━━━━━ Provided information

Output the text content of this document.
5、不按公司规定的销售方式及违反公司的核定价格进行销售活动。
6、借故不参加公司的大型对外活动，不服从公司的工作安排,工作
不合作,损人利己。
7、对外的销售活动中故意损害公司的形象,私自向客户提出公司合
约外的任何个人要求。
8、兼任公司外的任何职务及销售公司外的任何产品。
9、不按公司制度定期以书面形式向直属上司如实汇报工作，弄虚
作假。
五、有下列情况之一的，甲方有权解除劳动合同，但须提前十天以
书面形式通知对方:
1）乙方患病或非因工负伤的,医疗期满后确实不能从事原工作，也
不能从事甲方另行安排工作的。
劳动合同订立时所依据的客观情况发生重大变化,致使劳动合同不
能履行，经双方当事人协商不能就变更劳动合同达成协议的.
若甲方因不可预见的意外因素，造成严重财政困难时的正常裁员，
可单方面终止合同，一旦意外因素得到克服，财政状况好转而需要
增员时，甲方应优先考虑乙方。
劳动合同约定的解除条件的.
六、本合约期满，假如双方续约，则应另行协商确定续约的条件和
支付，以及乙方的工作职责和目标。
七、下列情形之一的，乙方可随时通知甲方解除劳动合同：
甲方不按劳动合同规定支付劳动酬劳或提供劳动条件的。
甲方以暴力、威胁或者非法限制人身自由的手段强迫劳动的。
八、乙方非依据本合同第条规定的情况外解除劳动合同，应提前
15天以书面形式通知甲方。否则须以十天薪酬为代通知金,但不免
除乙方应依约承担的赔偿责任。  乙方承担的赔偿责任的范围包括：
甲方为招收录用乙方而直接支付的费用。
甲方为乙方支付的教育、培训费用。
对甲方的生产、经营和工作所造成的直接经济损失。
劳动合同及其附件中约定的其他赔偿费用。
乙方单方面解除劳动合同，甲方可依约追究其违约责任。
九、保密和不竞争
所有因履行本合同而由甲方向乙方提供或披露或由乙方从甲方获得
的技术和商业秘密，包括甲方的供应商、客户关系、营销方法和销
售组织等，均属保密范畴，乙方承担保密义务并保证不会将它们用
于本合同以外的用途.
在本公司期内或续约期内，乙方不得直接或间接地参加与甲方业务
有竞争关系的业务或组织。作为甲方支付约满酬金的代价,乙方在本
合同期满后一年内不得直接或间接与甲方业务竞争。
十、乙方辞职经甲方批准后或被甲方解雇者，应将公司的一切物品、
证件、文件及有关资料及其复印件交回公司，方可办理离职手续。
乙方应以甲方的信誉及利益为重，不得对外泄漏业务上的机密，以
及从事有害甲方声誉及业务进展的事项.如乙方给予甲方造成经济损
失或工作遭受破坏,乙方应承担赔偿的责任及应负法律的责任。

━━━━━━━━━━

**What needs to be done:** Repeat the entries shown above, every one, word for word.

**The output:**
Output the text content of this document.
5、不按公司规定的销售方式及违反公司的核定价格进行销售活动。
6、借故不参加公司的大型对外活动，不服从公司的工作安排,工作
不合作,损人利己。
7、对外的销售活动中故意损害公司的形象,私自向客户提出公司合
约外的任何个人要求。
8、兼任公司外的任何职务及销售公司外的任何产品。
9、不按公司制度定期以书面形式向直属上司如实汇报工作，弄虚
作假。
五、有下列情况之一的，甲方有权解除劳动合同，但须提前十天以
书面形式通知对方:
1）乙方患病或非因工负伤的,医疗期满后确实不能从事原工作，也
不能从事甲方另行安排工作的。
劳动合同订立时所依据的客观情况发生重大变化,致使劳动合同不
能履行，经双方当事人协商不能就变更劳动合同达成协议的.
若甲方因不可预见的意外因素，造成严重财政困难时的正常裁员，
可单方面终止合同，一旦意外因素得到克服，财政状况好转而需要
增员时，甲方应优先考虑乙方。
劳动合同约定的解除条件的.
六、本合约期满，假如双方续约，则应另行协商确定续约的条件和
支付，以及乙方的工作职责和目标。
七、下列情形之一的，乙方可随时通知甲方解除劳动合同：
甲方不按劳动合同规定支付劳动酬劳或提供劳动条件的。
甲方以暴力、威胁或者非法限制人身自由的手段强迫劳动的。
八、乙方非依据本合同第条规定的情况外解除劳动合同，应提前
15天以书面形式通知甲方。否则须以十天薪酬为代通知金,但不免
除乙方应依约承担的赔偿责任。  乙方承担的赔偿责任的范围包括：
甲方为招收录用乙方而直接支付的费用。
甲方为乙方支付的教育、培训费用。
对甲方的生产、经营和工作所造成的直接经济损失。
劳动合同及其附件中约定的其他赔偿费用。
乙方单方面解除劳动合同，甲方可依约追究其违约责任。
九、保密和不竞争
所有因履行本合同而由甲方向乙方提供或披露或由乙方从甲方获得
的技术和商业秘密，包括甲方的供应商、客户关系、营销方法和销
售组织等，均属保密范畴，乙方承担保密义务并保证不会将它们用
于本合同以外的用途.
在本公司期内或续约期内，乙方不得直接或间接地参加与甲方业务
有竞争关系的业务或组织。作为甲方支付约满酬金的代价,乙方在本
合同期满后一年内不得直接或间接与甲方业务竞争。
十、乙方辞职经甲方批准后或被甲方解雇者，应将公司的一切物品、
证件、文件及有关资料及其复印件交回公司，方可办理离职手续。
乙方应以甲方的信誉及利益为重，不得对外泄漏业务上的机密，以
及从事有害甲方声誉及业务进展的事项.如乙方给予甲方造成经济损
失或工作遭受破坏,乙方应承担赔偿的责任及应负法律的责任。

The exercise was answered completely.